**Supplied passage:**
----
~ Dr. Christina Vlahopoulos, ND
Sleep disturbances can be one of the more prevalent complaints in people with chronic pain. Of course it is hard to relax and get to sleep when you cannot get into a comfortable position. However, what if it was your lack of sleep that was making your pain worse? Or maybe it was the lack of sleep that caused your chronic pain in the first place?
Recent research has shown a reciprocal relationship between chronic pain and sleep. Some studies showed that sleep deprivation indeed caused an increase in pain perception in previously healthy adults. The participants felt overall muscle and joint pain, tenderness and fatigue. Therefore, the less sleep a person got, the more pain they felt. This could be a contributing factor for those with chronic conditions such as fibromyalgia. In a Finnish study, it was shown that people with fibromyalgia slept less, and lacked a deeper, restful sleep compared to those without chronic pain. This could mean people with fibromyalgia feel pain more acutely because they just are not getting the rest they need.
This pain pattern can also be seen in those with conditions such as, rheumatoid arthritis, headaches, low back pain due to a work related injury and even irritable bowel syndrome (IBS). It cannot be underestimated just how much tissue repair happens while we are catching our Zzz’s.
Whether it is the chicken or the egg, sleep problems can continue to exacerbate chronic pain, and pain can continue to make sleep elusive. A good nights rest is important for overall recovery and sometimes can be at the root cause of chronic pain. Therefore, if a person experiences some form of chronic pain, it is equally as important to address the insomnia.
----
**Apply what you read:**
1. Condense the paragraph of the passage on sleep and chronic pain that begins "Recent research has shown" into a shorter version that keeps its main facts.
2. Reproduce the section of the passage on sleep and chronic pain that starts with the words containing "Whether it is" and ends with "address the insomnia.".

(Document layout detection data)
----
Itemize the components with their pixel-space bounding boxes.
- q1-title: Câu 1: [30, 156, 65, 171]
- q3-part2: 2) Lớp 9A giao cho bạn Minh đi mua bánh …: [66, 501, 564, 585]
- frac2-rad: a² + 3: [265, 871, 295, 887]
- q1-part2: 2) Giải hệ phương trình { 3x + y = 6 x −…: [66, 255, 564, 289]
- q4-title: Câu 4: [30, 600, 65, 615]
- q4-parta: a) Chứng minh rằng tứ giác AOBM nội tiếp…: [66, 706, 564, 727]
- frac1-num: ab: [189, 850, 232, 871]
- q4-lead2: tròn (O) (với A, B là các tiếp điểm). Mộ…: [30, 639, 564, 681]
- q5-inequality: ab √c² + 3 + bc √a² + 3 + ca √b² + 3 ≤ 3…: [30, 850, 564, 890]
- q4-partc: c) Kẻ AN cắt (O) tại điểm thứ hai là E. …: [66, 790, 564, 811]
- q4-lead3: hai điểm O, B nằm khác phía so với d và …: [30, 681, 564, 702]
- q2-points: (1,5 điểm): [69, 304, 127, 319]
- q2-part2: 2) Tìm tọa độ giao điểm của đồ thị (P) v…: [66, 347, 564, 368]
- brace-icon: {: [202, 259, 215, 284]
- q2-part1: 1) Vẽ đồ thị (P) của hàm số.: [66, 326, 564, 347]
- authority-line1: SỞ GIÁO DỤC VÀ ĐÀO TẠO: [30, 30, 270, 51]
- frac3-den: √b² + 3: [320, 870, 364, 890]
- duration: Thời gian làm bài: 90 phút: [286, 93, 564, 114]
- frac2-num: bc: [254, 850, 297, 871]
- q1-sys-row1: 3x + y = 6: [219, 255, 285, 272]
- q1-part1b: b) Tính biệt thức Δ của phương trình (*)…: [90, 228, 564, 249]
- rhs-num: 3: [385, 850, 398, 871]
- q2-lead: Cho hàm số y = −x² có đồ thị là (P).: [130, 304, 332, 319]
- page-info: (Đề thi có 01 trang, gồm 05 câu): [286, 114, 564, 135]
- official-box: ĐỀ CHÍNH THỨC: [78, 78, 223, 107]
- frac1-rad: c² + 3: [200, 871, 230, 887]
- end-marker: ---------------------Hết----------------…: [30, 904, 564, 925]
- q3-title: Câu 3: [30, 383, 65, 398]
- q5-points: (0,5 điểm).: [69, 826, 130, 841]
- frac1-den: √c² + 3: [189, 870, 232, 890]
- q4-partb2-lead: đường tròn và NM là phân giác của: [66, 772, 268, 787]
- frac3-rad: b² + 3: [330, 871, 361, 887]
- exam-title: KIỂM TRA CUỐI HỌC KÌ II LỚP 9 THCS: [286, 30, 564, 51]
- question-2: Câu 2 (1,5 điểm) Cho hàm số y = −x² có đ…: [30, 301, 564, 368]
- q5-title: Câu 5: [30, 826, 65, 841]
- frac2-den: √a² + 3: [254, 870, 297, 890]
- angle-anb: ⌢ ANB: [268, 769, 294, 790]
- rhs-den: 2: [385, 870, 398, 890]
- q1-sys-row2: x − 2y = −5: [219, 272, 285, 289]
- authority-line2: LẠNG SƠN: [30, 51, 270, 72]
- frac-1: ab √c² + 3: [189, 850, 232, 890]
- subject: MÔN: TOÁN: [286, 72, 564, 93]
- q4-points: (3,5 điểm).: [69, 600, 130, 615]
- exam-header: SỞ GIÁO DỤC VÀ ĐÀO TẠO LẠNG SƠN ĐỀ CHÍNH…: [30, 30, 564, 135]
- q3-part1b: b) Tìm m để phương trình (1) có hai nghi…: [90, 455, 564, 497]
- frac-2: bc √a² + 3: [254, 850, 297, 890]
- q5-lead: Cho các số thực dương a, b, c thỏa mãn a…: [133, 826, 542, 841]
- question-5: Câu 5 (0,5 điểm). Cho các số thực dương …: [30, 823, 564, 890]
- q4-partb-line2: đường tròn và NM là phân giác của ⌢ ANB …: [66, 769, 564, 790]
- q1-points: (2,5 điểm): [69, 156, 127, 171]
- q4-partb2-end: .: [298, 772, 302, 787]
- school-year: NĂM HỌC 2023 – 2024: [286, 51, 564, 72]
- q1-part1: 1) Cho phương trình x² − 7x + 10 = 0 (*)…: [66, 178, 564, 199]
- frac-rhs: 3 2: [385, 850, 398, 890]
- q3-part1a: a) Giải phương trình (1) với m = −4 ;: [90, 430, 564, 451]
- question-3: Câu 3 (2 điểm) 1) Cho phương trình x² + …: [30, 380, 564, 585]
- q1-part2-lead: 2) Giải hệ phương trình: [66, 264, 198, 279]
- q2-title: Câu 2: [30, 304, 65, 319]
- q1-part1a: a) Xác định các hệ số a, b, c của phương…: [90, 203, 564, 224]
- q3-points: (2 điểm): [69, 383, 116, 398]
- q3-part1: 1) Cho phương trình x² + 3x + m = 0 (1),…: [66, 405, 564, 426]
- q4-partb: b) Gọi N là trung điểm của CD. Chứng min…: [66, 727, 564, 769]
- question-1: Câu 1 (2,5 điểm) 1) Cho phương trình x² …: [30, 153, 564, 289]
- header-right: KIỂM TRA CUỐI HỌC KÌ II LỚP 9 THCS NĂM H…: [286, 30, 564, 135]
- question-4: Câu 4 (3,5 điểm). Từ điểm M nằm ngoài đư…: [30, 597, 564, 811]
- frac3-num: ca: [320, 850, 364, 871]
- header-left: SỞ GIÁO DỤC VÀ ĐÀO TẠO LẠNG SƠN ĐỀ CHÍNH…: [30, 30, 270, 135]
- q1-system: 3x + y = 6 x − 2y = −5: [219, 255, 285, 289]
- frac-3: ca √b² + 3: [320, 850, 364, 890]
----
**Task-by-task results:**
1. Research shows that chronic pain and sleep affect each other. In some studies, sleep deprivation raised pain perception in previously healthy adults, causing overall muscle and joint pain, tenderness and fatigue: the less sleep, the more pain. This may contribute to conditions such as fibromyalgia. A Finnish study found that people with fibromyalgia slept less and lacked deeper, restful sleep compared with people without chronic pain, which could explain why they feel pain more acutely.

2.
Whether it is the chicken or the egg, sleep problems can continue to exacerbate chronic pain, and pain can continue to make sleep elusive. A good nights rest is important for overall recovery and sometimes can be at the root cause of chronic pain. Therefore, if a person experiences some form of chronic pain, it is equally as important to address the insomnia.